From the text about the iPad, extract the passage starting at "Lastly, playing games" and ending at "my web site.", word for word.

(Beginning of EXTRACT TO READ)

I often go to Seattle for the day and I just need something light. Email, light word processing, maybe look up a store or get directions in Google Maps. The iPad will be great for that. There are tons of free Wi-Fi spots in Seattle or I can use my friend’s Wi-Fi at their house.

Lastly, playing games and reading books will be great.

I can see using my iPad as my third screen and have HTML5 or CSS reference material up when I am working on my web site.

In addition to creating my own iPad games I contract as a Project Manager / Designer and I am currently working on a few iPad apps for a client. Having a real device to test on will be a pleasure.

OK, let’s see how I wind up using the iPad over the next month.

The iPad is being marketed as a very casual device as demonstrated by Steve Jobs on stage while sitting on a couch. The only way he could have looked more relaxed would be if he was in a t-shirt and boxers drinking a beer. His point was well taken by many including my team, the iPad will be used in the living room, den or some other communal space. This makes the iPad a shared device. Let me say that again, unlike the iPhone, which you might loan to someone for a brief moment, such as a friend at a coffee shop, the iPad is meant to be a shared device.

(End of EXTRACT TO READ)
(Beginning of DATASET ENTRIES)

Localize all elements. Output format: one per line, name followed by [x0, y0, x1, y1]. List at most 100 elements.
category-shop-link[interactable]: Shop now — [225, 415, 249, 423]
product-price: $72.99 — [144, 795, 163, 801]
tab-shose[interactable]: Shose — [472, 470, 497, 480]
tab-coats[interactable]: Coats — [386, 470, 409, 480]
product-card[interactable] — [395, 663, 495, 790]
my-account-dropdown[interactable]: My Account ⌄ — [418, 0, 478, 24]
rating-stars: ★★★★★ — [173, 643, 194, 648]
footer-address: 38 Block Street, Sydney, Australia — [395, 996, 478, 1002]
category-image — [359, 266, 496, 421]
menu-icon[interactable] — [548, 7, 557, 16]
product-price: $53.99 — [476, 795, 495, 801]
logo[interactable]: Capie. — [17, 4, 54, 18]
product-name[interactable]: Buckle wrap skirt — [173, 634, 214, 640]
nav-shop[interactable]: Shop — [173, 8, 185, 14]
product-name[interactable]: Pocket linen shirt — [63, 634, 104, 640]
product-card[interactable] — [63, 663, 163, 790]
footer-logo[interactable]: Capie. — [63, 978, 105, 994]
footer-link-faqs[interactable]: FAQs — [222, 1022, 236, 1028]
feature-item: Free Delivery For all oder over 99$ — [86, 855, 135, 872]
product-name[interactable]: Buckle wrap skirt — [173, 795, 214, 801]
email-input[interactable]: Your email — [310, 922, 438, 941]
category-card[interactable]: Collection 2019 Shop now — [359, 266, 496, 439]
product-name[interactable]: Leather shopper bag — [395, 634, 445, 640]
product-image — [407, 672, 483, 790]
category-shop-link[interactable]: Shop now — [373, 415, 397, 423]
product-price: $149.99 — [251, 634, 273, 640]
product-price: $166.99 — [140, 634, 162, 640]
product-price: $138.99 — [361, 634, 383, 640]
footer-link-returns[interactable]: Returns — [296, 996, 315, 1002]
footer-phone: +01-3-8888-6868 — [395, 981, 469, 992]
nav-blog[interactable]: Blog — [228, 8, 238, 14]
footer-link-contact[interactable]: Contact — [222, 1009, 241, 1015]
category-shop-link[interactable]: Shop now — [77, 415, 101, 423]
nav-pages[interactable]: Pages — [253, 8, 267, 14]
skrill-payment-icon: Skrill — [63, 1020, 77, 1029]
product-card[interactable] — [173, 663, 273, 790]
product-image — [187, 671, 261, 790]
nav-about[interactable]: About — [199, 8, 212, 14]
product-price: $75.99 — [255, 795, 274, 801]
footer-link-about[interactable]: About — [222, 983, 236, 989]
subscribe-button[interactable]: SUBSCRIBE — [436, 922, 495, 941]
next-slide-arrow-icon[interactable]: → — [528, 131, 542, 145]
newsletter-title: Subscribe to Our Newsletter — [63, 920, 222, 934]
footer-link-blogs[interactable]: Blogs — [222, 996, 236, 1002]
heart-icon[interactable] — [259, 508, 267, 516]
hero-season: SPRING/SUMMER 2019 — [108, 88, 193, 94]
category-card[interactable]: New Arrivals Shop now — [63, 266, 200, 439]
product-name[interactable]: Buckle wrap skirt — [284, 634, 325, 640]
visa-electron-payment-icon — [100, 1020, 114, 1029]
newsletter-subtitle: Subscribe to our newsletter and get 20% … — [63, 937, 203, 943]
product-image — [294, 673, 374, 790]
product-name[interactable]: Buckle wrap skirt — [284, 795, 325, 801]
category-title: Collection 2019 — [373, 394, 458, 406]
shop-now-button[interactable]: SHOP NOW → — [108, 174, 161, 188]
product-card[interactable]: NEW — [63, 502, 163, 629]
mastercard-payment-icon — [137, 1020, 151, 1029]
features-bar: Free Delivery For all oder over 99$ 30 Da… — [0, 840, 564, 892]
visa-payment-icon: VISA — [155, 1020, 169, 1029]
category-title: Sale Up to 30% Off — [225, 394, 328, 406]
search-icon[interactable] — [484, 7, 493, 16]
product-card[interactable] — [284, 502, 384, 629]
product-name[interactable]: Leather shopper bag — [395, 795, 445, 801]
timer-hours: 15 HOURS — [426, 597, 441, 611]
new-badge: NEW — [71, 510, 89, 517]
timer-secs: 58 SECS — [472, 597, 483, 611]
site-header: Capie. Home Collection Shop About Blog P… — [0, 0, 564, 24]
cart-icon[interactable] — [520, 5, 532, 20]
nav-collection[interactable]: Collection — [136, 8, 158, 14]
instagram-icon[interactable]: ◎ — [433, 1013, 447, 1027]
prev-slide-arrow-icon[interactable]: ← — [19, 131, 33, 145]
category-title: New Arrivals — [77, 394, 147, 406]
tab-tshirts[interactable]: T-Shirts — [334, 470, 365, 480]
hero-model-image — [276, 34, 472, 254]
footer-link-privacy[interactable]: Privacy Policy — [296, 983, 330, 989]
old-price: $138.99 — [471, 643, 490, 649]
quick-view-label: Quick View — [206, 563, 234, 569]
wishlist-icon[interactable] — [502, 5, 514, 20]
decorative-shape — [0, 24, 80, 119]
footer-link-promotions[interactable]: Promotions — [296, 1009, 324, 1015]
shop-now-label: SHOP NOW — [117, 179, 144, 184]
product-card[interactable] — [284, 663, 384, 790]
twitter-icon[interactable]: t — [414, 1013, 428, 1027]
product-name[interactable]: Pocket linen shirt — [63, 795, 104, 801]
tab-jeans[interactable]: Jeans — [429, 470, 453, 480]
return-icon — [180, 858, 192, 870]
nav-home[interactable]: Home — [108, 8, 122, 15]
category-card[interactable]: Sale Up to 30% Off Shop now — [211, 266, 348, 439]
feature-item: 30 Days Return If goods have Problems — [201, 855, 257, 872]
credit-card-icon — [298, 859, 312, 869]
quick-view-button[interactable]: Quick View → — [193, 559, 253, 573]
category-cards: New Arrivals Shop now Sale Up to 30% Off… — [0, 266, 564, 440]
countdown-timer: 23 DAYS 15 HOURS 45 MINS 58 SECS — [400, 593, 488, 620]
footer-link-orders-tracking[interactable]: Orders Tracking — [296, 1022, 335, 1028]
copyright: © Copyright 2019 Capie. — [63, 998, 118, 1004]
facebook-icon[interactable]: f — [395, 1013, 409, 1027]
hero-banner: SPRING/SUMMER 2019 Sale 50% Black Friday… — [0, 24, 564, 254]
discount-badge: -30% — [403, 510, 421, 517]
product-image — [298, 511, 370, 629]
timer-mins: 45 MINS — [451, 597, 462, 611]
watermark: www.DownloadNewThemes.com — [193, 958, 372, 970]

(End of DATASET ENTRIES)

> [ANSWER SPACE]
Lastly, playing games and reading books will be great.

I can see using my iPad as my third screen and have HTML5 or CSS reference material up when I am working on my web site.